── Passage to read ──

The number of high quality galaxy spectra - available online - has increased enormously since the 1970s. What analyses have you done, using at least a well-defined sample of these newer spectra, to check Tifft's conclusions?What about "monostates" and "bistates"?

Perhaps a simpler question might be: given a perfectly accurate redshift of a galaxy (we'll look at definitions later), which Tifft declares to be not a "monostate", how is a specific redshift period/quantum determined?If you don't have a reference for it, what merit should this have, in any scientific investigation?

For example, I could claim that "[t]his data of Arp's" was all made up, late one evening after a too many pints at the local pub. Without a reference, how can anyone reading this decide, objectively, whose story is right?How does the existence of this, as an assumption by Tifft, affect the conclusions concerning redshift periodicities?

After all, you cited the Tifft paper as the source of these (presumably you have used the conclusions in your own analyses on your own ideas); if there is no basis for such an assumption, shouldn't the whole chain leading to Tifft's conclusions be re-done (at a minimum)?Please show that Tifft's conclusions are unchanged if this assumption of a galactic expansion of ~18 km/s is removed.What sources are you using, as inputs to your analysis?Clarification: does "his data" refer to the (derived) conclusions, in published papers by Tifft? Or the input redshifts (etc) he used to do his calculations? Both? Something else?

───

## What is being asked
Return everything from "Perhaps a simpler" down to "concerning redshift periodicities?" in the passage on Tifft's redshift conclusions, copied word for word.

── Supplied data ──

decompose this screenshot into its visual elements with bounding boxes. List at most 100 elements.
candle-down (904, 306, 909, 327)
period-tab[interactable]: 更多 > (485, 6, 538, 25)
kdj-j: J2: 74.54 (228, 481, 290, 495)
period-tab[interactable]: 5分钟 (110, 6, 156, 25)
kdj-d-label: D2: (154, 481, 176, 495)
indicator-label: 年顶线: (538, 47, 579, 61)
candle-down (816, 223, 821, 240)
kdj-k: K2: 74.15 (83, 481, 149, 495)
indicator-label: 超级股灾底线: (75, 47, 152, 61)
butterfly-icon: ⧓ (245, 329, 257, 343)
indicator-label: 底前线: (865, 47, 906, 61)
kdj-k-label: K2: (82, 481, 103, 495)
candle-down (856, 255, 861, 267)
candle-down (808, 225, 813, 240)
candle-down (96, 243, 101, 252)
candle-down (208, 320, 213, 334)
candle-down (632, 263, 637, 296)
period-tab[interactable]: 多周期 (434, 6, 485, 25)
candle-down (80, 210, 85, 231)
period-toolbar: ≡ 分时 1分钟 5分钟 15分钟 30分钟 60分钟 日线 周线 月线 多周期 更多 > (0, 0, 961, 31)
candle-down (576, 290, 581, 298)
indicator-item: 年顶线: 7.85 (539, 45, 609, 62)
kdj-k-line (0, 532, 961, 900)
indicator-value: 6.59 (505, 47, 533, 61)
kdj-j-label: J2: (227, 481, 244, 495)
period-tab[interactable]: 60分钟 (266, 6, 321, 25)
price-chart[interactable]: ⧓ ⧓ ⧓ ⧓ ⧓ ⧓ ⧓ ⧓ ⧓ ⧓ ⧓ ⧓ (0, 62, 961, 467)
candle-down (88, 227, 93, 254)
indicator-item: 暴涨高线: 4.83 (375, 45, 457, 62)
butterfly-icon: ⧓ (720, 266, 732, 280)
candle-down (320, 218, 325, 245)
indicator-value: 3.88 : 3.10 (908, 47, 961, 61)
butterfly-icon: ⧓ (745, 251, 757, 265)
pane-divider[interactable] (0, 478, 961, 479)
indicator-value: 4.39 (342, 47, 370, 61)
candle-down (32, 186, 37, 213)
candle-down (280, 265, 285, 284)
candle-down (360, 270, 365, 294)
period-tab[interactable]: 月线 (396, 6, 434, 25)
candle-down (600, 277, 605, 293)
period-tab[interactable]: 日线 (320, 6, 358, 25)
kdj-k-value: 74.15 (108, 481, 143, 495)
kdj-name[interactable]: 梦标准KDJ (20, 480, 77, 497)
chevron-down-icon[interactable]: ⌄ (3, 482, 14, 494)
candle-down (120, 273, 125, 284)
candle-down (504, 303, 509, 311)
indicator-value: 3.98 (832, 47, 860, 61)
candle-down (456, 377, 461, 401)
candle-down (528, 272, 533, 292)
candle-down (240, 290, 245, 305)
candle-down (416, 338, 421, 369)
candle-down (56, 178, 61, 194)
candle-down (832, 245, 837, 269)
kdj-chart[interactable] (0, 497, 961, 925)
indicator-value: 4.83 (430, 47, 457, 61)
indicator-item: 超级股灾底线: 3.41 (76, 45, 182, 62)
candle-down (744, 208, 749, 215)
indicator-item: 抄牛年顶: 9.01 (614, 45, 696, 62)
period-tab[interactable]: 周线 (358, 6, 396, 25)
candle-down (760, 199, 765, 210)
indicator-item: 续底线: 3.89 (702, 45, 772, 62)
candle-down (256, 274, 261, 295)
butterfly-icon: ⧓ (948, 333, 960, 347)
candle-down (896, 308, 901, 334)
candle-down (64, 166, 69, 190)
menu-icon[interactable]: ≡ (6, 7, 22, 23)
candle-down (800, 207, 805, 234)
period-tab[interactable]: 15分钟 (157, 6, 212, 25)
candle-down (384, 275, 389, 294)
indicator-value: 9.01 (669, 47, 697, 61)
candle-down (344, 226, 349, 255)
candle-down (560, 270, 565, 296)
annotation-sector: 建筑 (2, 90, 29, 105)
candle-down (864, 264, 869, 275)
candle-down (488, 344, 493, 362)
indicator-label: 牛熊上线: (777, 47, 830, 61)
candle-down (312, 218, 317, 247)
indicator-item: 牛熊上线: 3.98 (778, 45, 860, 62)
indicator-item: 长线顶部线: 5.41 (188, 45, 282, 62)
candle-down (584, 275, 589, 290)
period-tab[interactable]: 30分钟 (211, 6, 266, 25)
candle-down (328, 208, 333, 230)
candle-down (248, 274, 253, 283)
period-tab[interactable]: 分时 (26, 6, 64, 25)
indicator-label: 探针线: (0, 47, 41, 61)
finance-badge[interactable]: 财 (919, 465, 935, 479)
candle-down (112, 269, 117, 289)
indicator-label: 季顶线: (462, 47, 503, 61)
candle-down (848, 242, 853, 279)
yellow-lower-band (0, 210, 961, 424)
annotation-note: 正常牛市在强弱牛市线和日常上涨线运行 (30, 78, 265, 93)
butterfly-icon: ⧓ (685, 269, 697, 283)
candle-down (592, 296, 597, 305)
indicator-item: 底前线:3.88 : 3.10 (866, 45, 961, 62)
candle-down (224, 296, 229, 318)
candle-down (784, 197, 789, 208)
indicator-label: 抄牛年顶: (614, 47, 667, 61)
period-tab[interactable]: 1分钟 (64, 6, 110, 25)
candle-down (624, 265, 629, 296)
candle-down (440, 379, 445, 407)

───

## Response
Perhaps a simpler question might be: given a perfectly accurate redshift of a galaxy (we'll look at definitions later), which Tifft declares to be not a "monostate", how is a specific redshift period/quantum determined?If you don't have a reference for it, what merit should this have, in any scientific investigation?

For example, I could claim that "[t]his data of Arp's" was all made up, late one evening after a too many pints at the local pub. Without a reference, how can anyone reading this decide, objectively, whose story is right?How does the existence of this, as an assumption by Tifft, affect the conclusions concerning redshift periodicities?